TASK REQUIREMENTS:
Select all lines in the records that include "screenshot".

------ RECORD SET ------

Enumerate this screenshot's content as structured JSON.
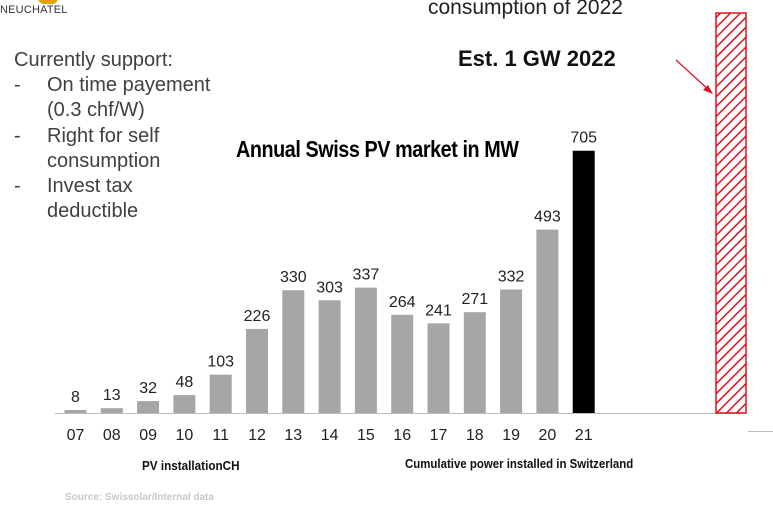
{
  "logo": {
    "text": "NEUCHATEL"
  },
  "top_caption": "consumption of 2022",
  "estimate_label": "Est. 1 GW 2022",
  "support": {
    "heading": "Currently support:",
    "items": [
      "On time payement (0.3 chf/W)",
      "Right for self consumption",
      "Invest tax deductible"
    ]
  },
  "footer": {
    "left_label": "PV installationCH",
    "right_label": "Cumulative power installed in Switzerland",
    "source": "Source: Swissolar/Internal data"
  },
  "colors": {
    "bar": "#a6a6a6",
    "highlight": "#000000",
    "estimate": "#e0101f",
    "arrow": "#e0101f"
  },
  "chart_data": {
    "type": "bar",
    "title": "Annual Swiss PV market in MW",
    "categories": [
      "07",
      "08",
      "09",
      "10",
      "11",
      "12",
      "13",
      "14",
      "15",
      "16",
      "17",
      "18",
      "19",
      "20",
      "21"
    ],
    "values": [
      8,
      13,
      32,
      48,
      103,
      226,
      330,
      303,
      337,
      264,
      241,
      271,
      332,
      493,
      705
    ],
    "highlight_category": "21",
    "estimate": {
      "value": 1000,
      "pattern": "red diagonal hatch",
      "labelled_by": "Est. 1 GW 2022"
    },
    "ylim": [
      0,
      1000
    ]
  }
}
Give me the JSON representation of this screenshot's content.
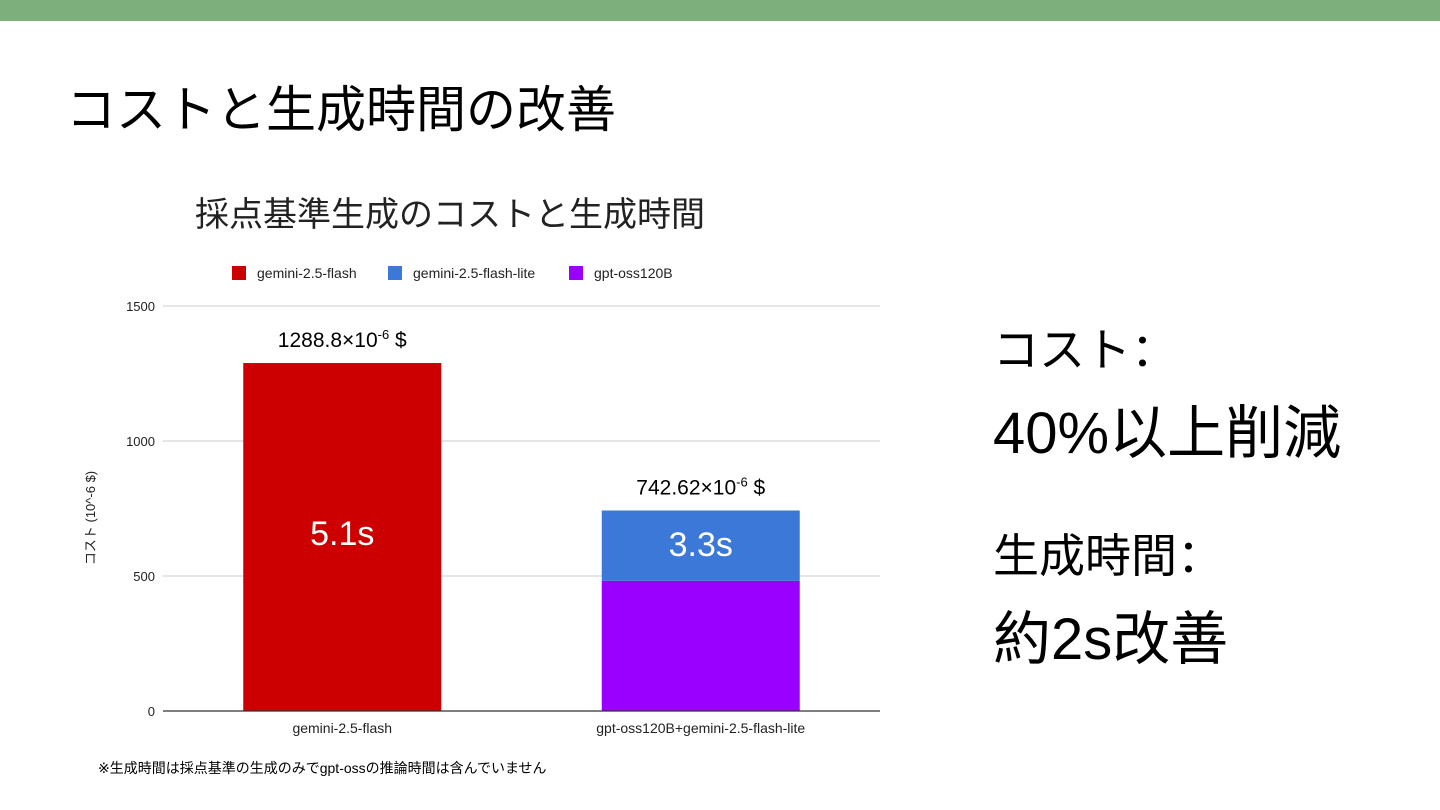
{
  "colors": {
    "accent_bar": "#7daf7d"
  },
  "slide": {
    "title": "コストと生成時間の改善",
    "footnote": "※生成時間は採点基準の生成のみでgpt-ossの推論時間は含んでいません",
    "cost_label": "コスト：",
    "cost_value": "40%以上削減",
    "time_label": "生成時間：",
    "time_value": "約2s改善"
  },
  "chart_data": {
    "type": "bar",
    "stacked": true,
    "title": "採点基準生成のコストと生成時間",
    "ylabel": "コスト (10^-6 $)",
    "xlabel": "",
    "ylim": [
      0,
      1500
    ],
    "yticks": [
      0,
      500,
      1000,
      1500
    ],
    "grid": true,
    "legend_position": "top",
    "categories": [
      "gemini-2.5-flash",
      "gpt-oss120B+gemini-2.5-flash-lite"
    ],
    "series": [
      {
        "name": "gemini-2.5-flash",
        "color": "#cc0000",
        "values": [
          1288.8,
          0
        ]
      },
      {
        "name": "gpt-oss120B",
        "color": "#9900ff",
        "values": [
          0,
          482
        ]
      },
      {
        "name": "gemini-2.5-flash-lite",
        "color": "#3c78d8",
        "values": [
          0,
          260.62
        ]
      }
    ],
    "legend_order": [
      "gemini-2.5-flash",
      "gemini-2.5-flash-lite",
      "gpt-oss120B"
    ],
    "totals": [
      {
        "base": "1288.8×10",
        "exp": "-6",
        "unit": " $"
      },
      {
        "base": "742.62×10",
        "exp": "-6",
        "unit": " $"
      }
    ],
    "time_labels": [
      "5.1s",
      "3.3s"
    ]
  }
}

------

ANSWER TO THIS PROBLEM:
Enumerate this screenshot's content as structured JSON.
Give me the JSON representation of this screenshot's content.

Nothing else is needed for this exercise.